“Y ante el estupor que pueda causar a
los partidarios de la hermenéutica
de la continuidad concebida por Benedicto XVI, sostengo que
Bergoglio ha tenido por una vez más razón que un santo al considerar la Misa
Tridentina un peligro intolerable para el Concilio, dado que es una Misa tan
católica que niega toda tentativa de convivencia pacífica entre las dos formas
del Rito Romano.
[…]
los redactores de Traditionis
custodes saben de sobra que el Novus Ordo es la expresión cultual
de otra religión -la de la iglesia conciliar-, distinta de la religión de la
Iglesia Católica, cuya perfecta traducción orante es la Misa de San Pío V.
[…] la
batalla que se libra es la diferencia ontológica entre el concepto teocéntrico
de la Misa Tridentina y el antropocéntrico de su adulteración conciliar”.
23/01/2023
Et
brachia ex eo stabunt, et
polluent sanctuarium fortitudinis, et auferent juge sacrificium: et
dabunt abominationem in esolationem. Dan 11, 31
Sigo
con interés el debate sobre Traditionis custodes y el comentario en el que
Dom Alcuin Reid (aquí) presenta una réplica a Cavadini,
Healy y Weinandy sin llegar a una solución a los problemas tratados. Mediante
la siguiente aportación me propongo señalar una posible salida a la actual
crisis.
Al no ser un concilio dogmático, el Vaticano II no ha querido definir ninguna verdad doctrinal, y se ha limitado a recalcar de forma indirecta -y por otra parte bastante equívoca- doctrinas que ya habían sido definidas con claridad y de modo inequívoco por la autoridad infalible del Magisterio. Indebidamente y de manera forzada se ha considerado el Concilio por antonomasia, el superdogma de la nueva Iglesia conciliar, hasta el punto de definirla en relación con dicho evento. En los textos conciliares no se halla la menor mención explícita de lo que se hizo más tarde en el terreno litúrgico, que se hace pasar como implementación de la constitución Sacrosanctum Concilium, mientras que abundan las críticas a la supuesta reforma, que supone una traición a la voluntad de los padres conciliares y el legado litúrgico preconciliar.

━━━

> [TRABAJO PEDIDO]:
1. Haz una lista con todos los nombres de personas que aparecen en el texto sobre la Misa Tridentina.
2. En el texto sobre la Misa Tridentina, toma la parte que empieza con las palabras que contienen "Al no ser un" y termina con "legado litúrgico preconciliar.", y escríbela de nuevo reemplazando "superdogma" por "dogma supremo".
3. Sigue escribiendo el texto sobre la Misa Tridentina desde el punto en que se detiene.
Los ítems que vienen a continuación son material aparte del texto.

Registros guardados
━━━

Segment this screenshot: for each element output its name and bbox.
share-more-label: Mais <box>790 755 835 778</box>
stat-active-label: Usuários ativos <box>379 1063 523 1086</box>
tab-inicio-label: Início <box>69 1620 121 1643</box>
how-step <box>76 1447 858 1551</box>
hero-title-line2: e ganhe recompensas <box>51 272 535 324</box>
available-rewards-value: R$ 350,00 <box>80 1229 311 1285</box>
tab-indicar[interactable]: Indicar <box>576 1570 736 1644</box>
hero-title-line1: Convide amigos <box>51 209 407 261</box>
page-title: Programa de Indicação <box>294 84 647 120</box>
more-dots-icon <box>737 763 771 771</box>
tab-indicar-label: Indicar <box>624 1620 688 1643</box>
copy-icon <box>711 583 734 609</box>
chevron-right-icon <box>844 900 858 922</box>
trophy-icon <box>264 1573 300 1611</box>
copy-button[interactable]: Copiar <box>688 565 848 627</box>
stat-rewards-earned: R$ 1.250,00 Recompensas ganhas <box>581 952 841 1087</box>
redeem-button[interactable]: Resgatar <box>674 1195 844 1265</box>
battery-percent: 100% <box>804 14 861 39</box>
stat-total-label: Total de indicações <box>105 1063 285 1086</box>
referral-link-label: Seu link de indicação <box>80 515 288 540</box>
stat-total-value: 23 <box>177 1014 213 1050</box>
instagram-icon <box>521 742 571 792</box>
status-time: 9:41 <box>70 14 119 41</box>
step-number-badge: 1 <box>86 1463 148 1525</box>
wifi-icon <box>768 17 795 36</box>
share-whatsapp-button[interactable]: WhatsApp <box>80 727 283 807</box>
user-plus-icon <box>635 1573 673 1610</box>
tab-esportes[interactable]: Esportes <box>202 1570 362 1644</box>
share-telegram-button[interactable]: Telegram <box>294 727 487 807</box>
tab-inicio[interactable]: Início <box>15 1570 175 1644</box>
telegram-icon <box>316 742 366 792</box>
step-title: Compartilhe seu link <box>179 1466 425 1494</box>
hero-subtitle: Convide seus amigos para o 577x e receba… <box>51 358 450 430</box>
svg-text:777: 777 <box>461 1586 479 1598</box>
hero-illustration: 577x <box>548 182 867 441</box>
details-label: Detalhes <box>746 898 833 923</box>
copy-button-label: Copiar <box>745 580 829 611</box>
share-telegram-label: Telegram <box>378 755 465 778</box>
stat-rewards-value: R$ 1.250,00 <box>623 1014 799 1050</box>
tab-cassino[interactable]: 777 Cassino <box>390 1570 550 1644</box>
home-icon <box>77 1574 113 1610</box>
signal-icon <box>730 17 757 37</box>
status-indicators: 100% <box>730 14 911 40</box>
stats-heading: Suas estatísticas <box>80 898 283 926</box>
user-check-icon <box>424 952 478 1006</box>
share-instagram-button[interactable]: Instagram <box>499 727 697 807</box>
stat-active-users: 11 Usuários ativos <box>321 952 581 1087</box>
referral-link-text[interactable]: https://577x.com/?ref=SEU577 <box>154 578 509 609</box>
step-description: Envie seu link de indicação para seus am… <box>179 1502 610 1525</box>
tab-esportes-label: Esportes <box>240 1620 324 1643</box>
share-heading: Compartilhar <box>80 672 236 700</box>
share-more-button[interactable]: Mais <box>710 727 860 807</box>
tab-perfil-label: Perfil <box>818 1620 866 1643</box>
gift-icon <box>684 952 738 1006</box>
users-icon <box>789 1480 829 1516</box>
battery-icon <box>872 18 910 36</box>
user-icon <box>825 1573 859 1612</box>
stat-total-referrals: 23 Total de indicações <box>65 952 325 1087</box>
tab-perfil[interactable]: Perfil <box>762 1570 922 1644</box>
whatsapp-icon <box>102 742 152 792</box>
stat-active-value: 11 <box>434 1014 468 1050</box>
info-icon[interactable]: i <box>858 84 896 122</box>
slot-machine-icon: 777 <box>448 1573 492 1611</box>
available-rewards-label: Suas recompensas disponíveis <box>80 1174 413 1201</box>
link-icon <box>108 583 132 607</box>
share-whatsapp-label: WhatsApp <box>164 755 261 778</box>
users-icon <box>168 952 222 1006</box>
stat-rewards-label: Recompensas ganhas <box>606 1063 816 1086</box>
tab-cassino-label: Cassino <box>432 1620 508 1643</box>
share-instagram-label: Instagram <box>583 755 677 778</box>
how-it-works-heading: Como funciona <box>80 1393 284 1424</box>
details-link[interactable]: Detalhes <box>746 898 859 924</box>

━━━

> [RESULTADOS]:
1. Benedicto XVI, Bergoglio, San Pío V, Dom Alcuin Reid, Cavadini, Healy, Weinandy

2.
Al no ser un concilio dogmático, el Vaticano II no ha querido definir ninguna verdad doctrinal, y se ha limitado a recalcar de forma indirecta -y por otra parte bastante equívoca- doctrinas que ya habían sido definidas con claridad y de modo inequívoco por la autoridad infalible del Magisterio. Indebidamente y de manera forzada se ha considerado el Concilio por antonomasia, el dogma supremo de la nueva Iglesia conciliar, hasta el punto de definirla en relación con dicho evento. En los textos conciliares no se halla la menor mención explícita de lo que se hizo más tarde en el terreno litúrgico, que se hace pasar como implementación de la constitución Sacrosanctum Concilium, mientras que abundan las críticas a la supuesta reforma, que supone una traición a la voluntad de los padres conciliares y el legado litúrgico preconciliar.

3.
Para
empezar, debemos preguntarnos qué valor se debe atribuir a un acto que, más
allá de sus preámbulos oficiales -es decir, en los esquemas
preparatorios, larga y minuciosamente formulados por el Santo Oficio-, ha
demostrado ser subversivo por sus intenciones inconfesables y doloso en cuanto
a los medios empleados por quienes -como más tarde sucedió- quisieron
utilizarlo con una finalidad totalmente contraria a aquella para la que la
Iglesia ha instituido los concilios ecuménicos. Esta introducción es
indispensable para valorar objetivamente los hechos y actos de gobierno de la
Iglesia que derivaron de él o aluden a él.
Me
explico: sabemos una ley se promulga sobre la base de una mentalidad bien
precisa que no puede prescindir de la totalidad del sistema jurídico en cuyo ámbito
nace. Este es el cimiento fundamental del derecho que la sabiduría de la
Iglesia tomó del Imperio Romano. El legislador promulga una ley con una
finalidad determinada, y la formula de manera que no haya la menor ambigüedad
en dicha ley con respecto a sus destinatarios, su finalidad y sus
consecuencias. Poner en marcha un concilio ecuménico supone convocar
solemnemente a los prelados de la Iglesia, bajo la autoridad del Romano
Pontífice, al objeto de definir aspectos particulares de la doctrina, la moral,
la liturgia o la disciplina eclesiástica. En todo caso, lo que se defina en un
concilio no debe apartarse de los límites de la Tradición ni puede en modo
alguno contradecir el Magisterio inmutable. De lo contrario se opondría a la
finalidad que legitima la autoridad de la Iglesia. Y lo mismo se puede decir
del Papa: únicamente posee potestad plena, inmediata y directa sobre la Iglesia
dentro de los límites de la misión que se le ha encomendado: confirmar a los
hermanos en la Fe y apacentar los corderos y las ovejas de la grey que le ha
confiado el Señor.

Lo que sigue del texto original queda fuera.